Your task is to copy every record exactly.

(Saved data entries)
--- START ---

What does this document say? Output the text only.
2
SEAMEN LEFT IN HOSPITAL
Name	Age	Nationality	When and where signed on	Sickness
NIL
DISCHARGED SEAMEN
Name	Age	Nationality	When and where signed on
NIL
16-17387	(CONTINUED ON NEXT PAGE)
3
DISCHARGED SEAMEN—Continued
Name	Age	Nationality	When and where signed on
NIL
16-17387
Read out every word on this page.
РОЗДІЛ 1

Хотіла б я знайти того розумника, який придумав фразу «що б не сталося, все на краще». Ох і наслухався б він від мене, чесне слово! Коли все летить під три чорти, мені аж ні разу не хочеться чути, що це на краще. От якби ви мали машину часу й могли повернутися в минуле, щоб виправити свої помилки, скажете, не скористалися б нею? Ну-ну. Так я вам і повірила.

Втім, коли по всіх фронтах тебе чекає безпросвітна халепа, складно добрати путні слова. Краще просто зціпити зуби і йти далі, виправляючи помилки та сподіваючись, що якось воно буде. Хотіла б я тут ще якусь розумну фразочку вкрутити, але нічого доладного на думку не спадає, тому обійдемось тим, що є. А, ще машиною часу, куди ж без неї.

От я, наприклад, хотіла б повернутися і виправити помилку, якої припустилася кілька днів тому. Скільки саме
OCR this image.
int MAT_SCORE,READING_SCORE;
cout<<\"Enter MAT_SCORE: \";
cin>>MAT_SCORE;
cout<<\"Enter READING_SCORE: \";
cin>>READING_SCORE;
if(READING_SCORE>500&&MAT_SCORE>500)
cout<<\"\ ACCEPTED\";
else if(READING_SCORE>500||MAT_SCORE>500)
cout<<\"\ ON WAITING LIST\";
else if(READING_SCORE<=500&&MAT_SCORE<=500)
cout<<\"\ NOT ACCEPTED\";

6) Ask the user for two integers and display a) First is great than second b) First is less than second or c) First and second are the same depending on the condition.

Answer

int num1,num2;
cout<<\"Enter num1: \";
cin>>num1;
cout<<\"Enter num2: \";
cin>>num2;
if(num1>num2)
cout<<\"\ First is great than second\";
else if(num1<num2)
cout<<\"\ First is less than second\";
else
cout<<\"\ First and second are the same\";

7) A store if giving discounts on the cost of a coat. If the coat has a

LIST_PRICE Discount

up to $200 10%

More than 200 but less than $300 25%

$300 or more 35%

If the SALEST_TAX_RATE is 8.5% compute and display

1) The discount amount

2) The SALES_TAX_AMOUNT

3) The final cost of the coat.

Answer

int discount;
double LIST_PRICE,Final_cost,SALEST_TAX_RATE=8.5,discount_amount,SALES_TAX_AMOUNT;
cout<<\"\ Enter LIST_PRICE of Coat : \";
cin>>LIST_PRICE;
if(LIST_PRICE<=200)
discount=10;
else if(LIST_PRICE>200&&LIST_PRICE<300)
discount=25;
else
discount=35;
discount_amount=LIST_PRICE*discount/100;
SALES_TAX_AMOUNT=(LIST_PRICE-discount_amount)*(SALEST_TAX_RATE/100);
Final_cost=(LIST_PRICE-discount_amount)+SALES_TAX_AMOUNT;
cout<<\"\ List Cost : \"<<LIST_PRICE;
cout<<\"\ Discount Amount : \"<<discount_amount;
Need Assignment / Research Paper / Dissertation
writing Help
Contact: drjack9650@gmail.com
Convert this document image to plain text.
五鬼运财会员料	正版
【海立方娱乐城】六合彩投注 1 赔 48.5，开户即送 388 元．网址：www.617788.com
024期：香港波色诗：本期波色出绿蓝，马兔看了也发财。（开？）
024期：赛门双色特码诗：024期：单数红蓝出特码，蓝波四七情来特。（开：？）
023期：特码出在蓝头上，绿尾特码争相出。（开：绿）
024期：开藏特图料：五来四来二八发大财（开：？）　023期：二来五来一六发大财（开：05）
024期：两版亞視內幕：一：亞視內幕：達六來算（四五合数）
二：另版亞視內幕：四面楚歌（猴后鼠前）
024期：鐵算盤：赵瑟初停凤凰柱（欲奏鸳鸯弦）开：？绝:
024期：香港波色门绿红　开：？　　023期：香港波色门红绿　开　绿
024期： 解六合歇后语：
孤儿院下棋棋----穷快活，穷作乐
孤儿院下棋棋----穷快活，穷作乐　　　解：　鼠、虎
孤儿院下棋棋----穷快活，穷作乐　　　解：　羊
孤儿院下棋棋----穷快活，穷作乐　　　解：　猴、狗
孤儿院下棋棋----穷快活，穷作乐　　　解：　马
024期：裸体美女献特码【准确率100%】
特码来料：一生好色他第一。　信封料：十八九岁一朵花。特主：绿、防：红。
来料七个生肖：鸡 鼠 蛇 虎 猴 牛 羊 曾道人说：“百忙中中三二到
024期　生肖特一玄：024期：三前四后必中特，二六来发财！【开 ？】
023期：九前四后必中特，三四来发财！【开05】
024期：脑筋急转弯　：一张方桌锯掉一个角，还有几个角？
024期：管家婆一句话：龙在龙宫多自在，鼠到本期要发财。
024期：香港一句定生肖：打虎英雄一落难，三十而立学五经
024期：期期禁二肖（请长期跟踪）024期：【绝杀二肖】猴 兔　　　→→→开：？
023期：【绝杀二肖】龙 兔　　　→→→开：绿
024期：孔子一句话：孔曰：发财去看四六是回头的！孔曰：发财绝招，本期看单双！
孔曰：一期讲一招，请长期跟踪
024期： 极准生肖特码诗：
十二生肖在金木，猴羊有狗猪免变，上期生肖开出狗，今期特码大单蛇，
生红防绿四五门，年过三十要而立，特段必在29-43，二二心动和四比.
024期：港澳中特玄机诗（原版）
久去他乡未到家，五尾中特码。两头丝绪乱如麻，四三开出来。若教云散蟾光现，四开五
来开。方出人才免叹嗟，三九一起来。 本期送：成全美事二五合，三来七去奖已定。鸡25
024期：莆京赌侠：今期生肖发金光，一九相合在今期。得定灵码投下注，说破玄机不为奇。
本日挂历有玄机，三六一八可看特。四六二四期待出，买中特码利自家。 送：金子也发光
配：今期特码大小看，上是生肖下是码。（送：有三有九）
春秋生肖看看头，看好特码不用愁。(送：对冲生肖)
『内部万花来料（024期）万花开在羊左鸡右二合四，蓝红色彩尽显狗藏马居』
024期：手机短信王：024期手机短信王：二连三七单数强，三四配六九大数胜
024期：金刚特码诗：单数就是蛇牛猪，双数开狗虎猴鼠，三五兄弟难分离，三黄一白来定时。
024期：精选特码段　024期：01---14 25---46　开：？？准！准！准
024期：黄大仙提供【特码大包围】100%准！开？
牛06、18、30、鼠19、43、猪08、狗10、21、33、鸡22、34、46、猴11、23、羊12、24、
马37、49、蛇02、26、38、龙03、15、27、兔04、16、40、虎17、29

--- END ---

ANSWER:
What does this document say? Output the text only.
2
SEAMEN LEFT IN HOSPITAL
Name	Age	Nationality	When and where signed on	Sickness
NIL
DISCHARGED SEAMEN
Name	Age	Nationality	When and where signed on
NIL
16-17387	(CONTINUED ON NEXT PAGE)
3
DISCHARGED SEAMEN—Continued
Name	Age	Nationality	When and where signed on
NIL
16-17387
Read out every word on this page.
РОЗДІЛ 1

Хотіла б я знайти того розумника, який придумав фразу «що б не сталося, все на краще». Ох і наслухався б він від мене, чесне слово! Коли все летить під три чорти, мені аж ні разу не хочеться чути, що це на краще. От якби ви мали машину часу й могли повернутися в минуле, щоб виправити свої помилки, скажете, не скористалися б нею? Ну-ну. Так я вам і повірила.

Втім, коли по всіх фронтах тебе чекає безпросвітна халепа, складно добрати путні слова. Краще просто зціпити зуби і йти далі, виправляючи помилки та сподіваючись, що якось воно буде. Хотіла б я тут ще якусь розумну фразочку вкрутити, але нічого доладного на думку не спадає, тому обійдемось тим, що є. А, ще машиною часу, куди ж без неї.

От я, наприклад, хотіла б повернутися і виправити помилку, якої припустилася кілька днів тому. Скільки саме
OCR this image.
int MAT_SCORE,READING_SCORE;
cout<<\"Enter MAT_SCORE: \";
cin>>MAT_SCORE;
cout<<\"Enter READING_SCORE: \";
cin>>READING_SCORE;
if(READING_SCORE>500&&MAT_SCORE>500)
cout<<\"\ ACCEPTED\";
else if(READING_SCORE>500||MAT_SCORE>500)
cout<<\"\ ON WAITING LIST\";
else if(READING_SCORE<=500&&MAT_SCORE<=500)
cout<<\"\ NOT ACCEPTED\";

6) Ask the user for two integers and display a) First is great than second b) First is less than second or c) First and second are the same depending on the condition.

Answer

int num1,num2;
cout<<\"Enter num1: \";
cin>>num1;
cout<<\"Enter num2: \";
cin>>num2;
if(num1>num2)
cout<<\"\ First is great than second\";
else if(num1<num2)
cout<<\"\ First is less than second\";
else
cout<<\"\ First and second are the same\";

7) A store if giving discounts on the cost of a coat. If the coat has a

LIST_PRICE Discount

up to $200 10%

More than 200 but less than $300 25%

$300 or more 35%

If the SALEST_TAX_RATE is 8.5% compute and display

1) The discount amount

2) The SALES_TAX_AMOUNT

3) The final cost of the coat.

Answer

int discount;
double LIST_PRICE,Final_cost,SALEST_TAX_RATE=8.5,discount_amount,SALES_TAX_AMOUNT;
cout<<\"\ Enter LIST_PRICE of Coat : \";
cin>>LIST_PRICE;
if(LIST_PRICE<=200)
discount=10;
else if(LIST_PRICE>200&&LIST_PRICE<300)
discount=25;
else
discount=35;
discount_amount=LIST_PRICE*discount/100;
SALES_TAX_AMOUNT=(LIST_PRICE-discount_amount)*(SALEST_TAX_RATE/100);
Final_cost=(LIST_PRICE-discount_amount)+SALES_TAX_AMOUNT;
cout<<\"\ List Cost : \"<<LIST_PRICE;
cout<<\"\ Discount Amount : \"<<discount_amount;
Need Assignment / Research Paper / Dissertation
writing Help
Contact: drjack9650@gmail.com
Convert this document image to plain text.
五鬼运财会员料	正版
【海立方娱乐城】六合彩投注 1 赔 48.5，开户即送 388 元．网址：www.617788.com
024期：香港波色诗：本期波色出绿蓝，马兔看了也发财。（开？）
024期：赛门双色特码诗：024期：单数红蓝出特码，蓝波四七情来特。（开：？）
023期：特码出在蓝头上，绿尾特码争相出。（开：绿）
024期：开藏特图料：五来四来二八发大财（开：？）　023期：二来五来一六发大财（开：05）
024期：两版亞視內幕：一：亞視內幕：達六來算（四五合数）
二：另版亞視內幕：四面楚歌（猴后鼠前）
024期：鐵算盤：赵瑟初停凤凰柱（欲奏鸳鸯弦）开：？绝:
024期：香港波色门绿红　开：？　　023期：香港波色门红绿　开　绿
024期： 解六合歇后语：
孤儿院下棋棋----穷快活，穷作乐
孤儿院下棋棋----穷快活，穷作乐　　　解：　鼠、虎
孤儿院下棋棋----穷快活，穷作乐　　　解：　羊
孤儿院下棋棋----穷快活，穷作乐　　　解：　猴、狗
孤儿院下棋棋----穷快活，穷作乐　　　解：　马
024期：裸体美女献特码【准确率100%】
特码来料：一生好色他第一。　信封料：十八九岁一朵花。特主：绿、防：红。
来料七个生肖：鸡 鼠 蛇 虎 猴 牛 羊 曾道人说：“百忙中中三二到
024期　生肖特一玄：024期：三前四后必中特，二六来发财！【开 ？】
023期：九前四后必中特，三四来发财！【开05】
024期：脑筋急转弯　：一张方桌锯掉一个角，还有几个角？
024期：管家婆一句话：龙在龙宫多自在，鼠到本期要发财。
024期：香港一句定生肖：打虎英雄一落难，三十而立学五经
024期：期期禁二肖（请长期跟踪）024期：【绝杀二肖】猴 兔　　　→→→开：？
023期：【绝杀二肖】龙 兔　　　→→→开：绿
024期：孔子一句话：孔曰：发财去看四六是回头的！孔曰：发财绝招，本期看单双！
孔曰：一期讲一招，请长期跟踪
024期： 极准生肖特码诗：
十二生肖在金木，猴羊有狗猪免变，上期生肖开出狗，今期特码大单蛇，
生红防绿四五门，年过三十要而立，特段必在29-43，二二心动和四比.
024期：港澳中特玄机诗（原版）
久去他乡未到家，五尾中特码。两头丝绪乱如麻，四三开出来。若教云散蟾光现，四开五
来开。方出人才免叹嗟，三九一起来。 本期送：成全美事二五合，三来七去奖已定。鸡25
024期：莆京赌侠：今期生肖发金光，一九相合在今期。得定灵码投下注，说破玄机不为奇。
本日挂历有玄机，三六一八可看特。四六二四期待出，买中特码利自家。 送：金子也发光
配：今期特码大小看，上是生肖下是码。（送：有三有九）
春秋生肖看看头，看好特码不用愁。(送：对冲生肖)
『内部万花来料（024期）万花开在羊左鸡右二合四，蓝红色彩尽显狗藏马居』
024期：手机短信王：024期手机短信王：二连三七单数强，三四配六九大数胜
024期：金刚特码诗：单数就是蛇牛猪，双数开狗虎猴鼠，三五兄弟难分离，三黄一白来定时。
024期：精选特码段　024期：01---14 25---46　开：？？准！准！准
024期：黄大仙提供【特码大包围】100%准！开？
牛06、18、30、鼠19、43、猪08、狗10、21、33、鸡22、34、46、猴11、23、羊12、24、
马37、49、蛇02、26、38、龙03、15、27、兔04、16、40、虎17、29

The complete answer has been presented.